::: Data rows :::

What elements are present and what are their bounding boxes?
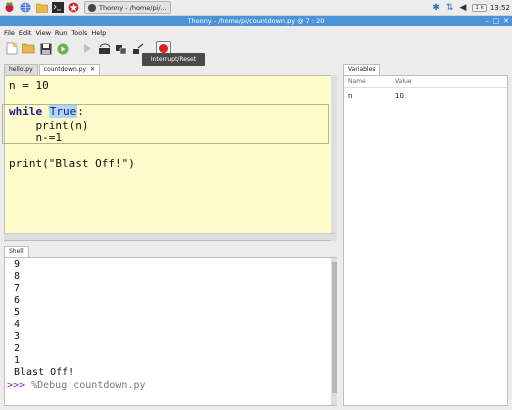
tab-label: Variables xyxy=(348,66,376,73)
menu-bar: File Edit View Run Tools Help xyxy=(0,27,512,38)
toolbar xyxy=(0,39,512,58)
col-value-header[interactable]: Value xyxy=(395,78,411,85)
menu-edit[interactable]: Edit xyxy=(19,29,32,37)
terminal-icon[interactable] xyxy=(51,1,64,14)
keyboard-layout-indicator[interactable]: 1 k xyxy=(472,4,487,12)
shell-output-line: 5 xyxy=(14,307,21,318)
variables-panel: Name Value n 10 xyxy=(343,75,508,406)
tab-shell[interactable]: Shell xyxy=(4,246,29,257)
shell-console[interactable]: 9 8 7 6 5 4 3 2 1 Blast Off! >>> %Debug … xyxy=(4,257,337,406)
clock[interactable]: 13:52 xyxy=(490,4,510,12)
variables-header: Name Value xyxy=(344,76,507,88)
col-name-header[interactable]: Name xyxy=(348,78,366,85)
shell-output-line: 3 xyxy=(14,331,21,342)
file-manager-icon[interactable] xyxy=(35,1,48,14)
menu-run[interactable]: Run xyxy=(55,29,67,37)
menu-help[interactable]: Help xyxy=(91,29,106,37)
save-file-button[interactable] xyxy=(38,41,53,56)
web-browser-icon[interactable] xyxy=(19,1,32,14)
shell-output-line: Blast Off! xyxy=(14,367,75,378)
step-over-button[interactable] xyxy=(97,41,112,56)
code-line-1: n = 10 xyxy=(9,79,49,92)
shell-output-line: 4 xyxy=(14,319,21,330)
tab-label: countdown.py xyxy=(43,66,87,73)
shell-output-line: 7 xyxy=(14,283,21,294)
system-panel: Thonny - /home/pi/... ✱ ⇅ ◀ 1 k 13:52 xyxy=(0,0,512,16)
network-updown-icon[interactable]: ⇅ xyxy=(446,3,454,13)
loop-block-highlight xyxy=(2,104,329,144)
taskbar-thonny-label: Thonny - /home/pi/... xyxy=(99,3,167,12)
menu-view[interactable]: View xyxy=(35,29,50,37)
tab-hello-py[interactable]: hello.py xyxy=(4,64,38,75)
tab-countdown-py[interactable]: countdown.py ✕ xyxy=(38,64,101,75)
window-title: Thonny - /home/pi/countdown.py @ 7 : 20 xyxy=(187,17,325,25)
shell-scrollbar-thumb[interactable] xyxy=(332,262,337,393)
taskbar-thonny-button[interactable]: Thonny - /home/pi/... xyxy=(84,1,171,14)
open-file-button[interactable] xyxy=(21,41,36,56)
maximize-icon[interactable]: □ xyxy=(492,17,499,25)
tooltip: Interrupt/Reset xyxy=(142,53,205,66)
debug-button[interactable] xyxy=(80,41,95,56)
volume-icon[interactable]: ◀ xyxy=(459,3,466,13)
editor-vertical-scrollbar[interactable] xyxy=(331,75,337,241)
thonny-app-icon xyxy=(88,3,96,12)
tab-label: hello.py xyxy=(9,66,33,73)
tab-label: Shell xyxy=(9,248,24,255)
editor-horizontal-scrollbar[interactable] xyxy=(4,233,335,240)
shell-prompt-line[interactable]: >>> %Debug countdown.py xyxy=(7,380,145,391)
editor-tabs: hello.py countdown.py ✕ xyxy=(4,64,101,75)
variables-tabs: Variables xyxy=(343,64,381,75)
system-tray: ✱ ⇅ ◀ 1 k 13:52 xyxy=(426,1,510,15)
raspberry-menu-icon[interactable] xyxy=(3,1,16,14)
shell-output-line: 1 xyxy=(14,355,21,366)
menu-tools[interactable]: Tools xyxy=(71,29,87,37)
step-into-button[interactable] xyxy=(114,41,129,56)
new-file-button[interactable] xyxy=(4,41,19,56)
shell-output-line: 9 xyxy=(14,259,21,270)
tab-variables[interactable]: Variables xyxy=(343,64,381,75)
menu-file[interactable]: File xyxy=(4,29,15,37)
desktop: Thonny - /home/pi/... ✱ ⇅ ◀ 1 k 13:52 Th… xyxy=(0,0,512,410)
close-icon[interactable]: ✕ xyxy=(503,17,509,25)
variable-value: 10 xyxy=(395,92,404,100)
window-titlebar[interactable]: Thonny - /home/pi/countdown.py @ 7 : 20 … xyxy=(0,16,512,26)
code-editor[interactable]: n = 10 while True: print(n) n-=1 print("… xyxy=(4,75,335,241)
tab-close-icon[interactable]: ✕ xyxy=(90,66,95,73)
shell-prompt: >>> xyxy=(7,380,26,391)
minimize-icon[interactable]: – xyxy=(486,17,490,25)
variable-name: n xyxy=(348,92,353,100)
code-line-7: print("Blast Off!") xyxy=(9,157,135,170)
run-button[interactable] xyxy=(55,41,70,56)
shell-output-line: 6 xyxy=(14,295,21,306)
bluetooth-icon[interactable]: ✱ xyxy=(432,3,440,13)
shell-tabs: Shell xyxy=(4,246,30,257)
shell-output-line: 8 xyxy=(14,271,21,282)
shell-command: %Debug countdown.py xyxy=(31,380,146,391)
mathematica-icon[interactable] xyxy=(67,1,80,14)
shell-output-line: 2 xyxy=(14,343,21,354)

:::
::: Data rows :::

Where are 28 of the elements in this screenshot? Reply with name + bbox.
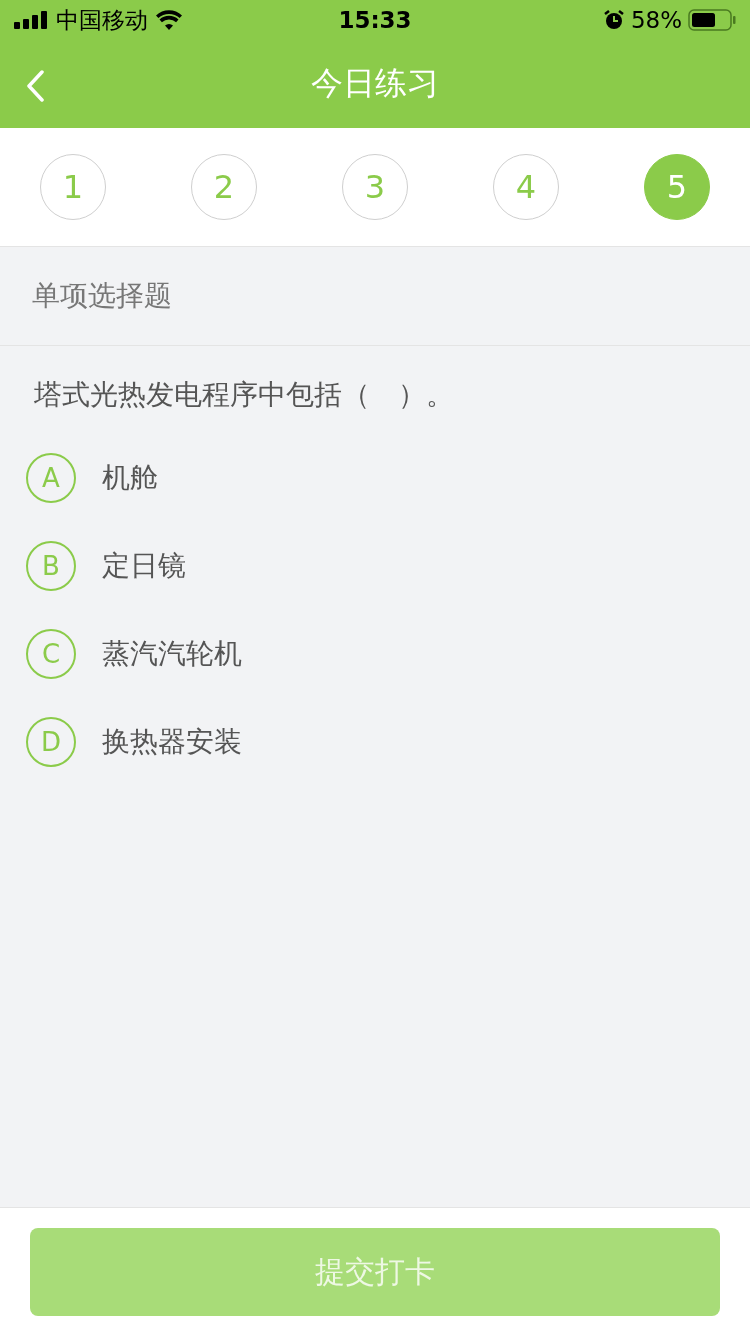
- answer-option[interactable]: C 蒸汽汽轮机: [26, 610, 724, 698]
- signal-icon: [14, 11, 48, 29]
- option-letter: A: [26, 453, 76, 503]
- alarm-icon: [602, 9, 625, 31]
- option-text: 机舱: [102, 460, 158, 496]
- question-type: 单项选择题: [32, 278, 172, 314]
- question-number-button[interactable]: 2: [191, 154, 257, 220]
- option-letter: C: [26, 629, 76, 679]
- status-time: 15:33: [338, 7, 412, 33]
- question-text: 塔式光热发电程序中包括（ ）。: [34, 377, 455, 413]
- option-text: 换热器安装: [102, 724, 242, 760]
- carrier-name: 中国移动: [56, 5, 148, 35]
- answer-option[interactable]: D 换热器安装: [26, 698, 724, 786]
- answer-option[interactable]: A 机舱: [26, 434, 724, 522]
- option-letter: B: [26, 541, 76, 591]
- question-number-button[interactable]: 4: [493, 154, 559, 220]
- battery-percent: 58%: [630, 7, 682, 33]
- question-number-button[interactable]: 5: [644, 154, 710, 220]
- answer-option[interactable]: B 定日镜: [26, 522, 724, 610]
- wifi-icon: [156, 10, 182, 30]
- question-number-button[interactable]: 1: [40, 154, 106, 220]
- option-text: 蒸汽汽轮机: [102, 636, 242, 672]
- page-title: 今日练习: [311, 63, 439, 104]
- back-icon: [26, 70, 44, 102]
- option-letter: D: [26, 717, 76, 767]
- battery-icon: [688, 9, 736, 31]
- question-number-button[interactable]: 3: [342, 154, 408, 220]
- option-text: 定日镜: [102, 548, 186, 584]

:::

> [Instruction]
Print, unchanged, the lines of the listing from the line with "tab-label: Variables xyxy=(348,66,376,73)" to the line with "menu-run[interactable]: Run xyxy=(55,29,67,37)", including both of those lines.

> [Answer to this task]
tab-label: Variables xyxy=(348,66,376,73)
menu-bar: File Edit View Run Tools Help xyxy=(0,27,512,38)
toolbar xyxy=(0,39,512,58)
col-value-header[interactable]: Value xyxy=(395,78,411,85)
menu-edit[interactable]: Edit xyxy=(19,29,32,37)
terminal-icon[interactable] xyxy=(51,1,64,14)
keyboard-layout-indicator[interactable]: 1 k xyxy=(472,4,487,12)
shell-output-line: 5 xyxy=(14,307,21,318)
variables-panel: Name Value n 10 xyxy=(343,75,508,406)
tab-shell[interactable]: Shell xyxy=(4,246,29,257)
shell-console[interactable]: 9 8 7 6 5 4 3 2 1 Blast Off! >>> %Debug … xyxy=(4,257,337,406)
clock[interactable]: 13:52 xyxy=(490,4,510,12)
variables-header: Name Value xyxy=(344,76,507,88)
col-name-header[interactable]: Name xyxy=(348,78,366,85)
shell-output-line: 3 xyxy=(14,331,21,342)
file-manager-icon[interactable] xyxy=(35,1,48,14)
menu-run[interactable]: Run xyxy=(55,29,67,37)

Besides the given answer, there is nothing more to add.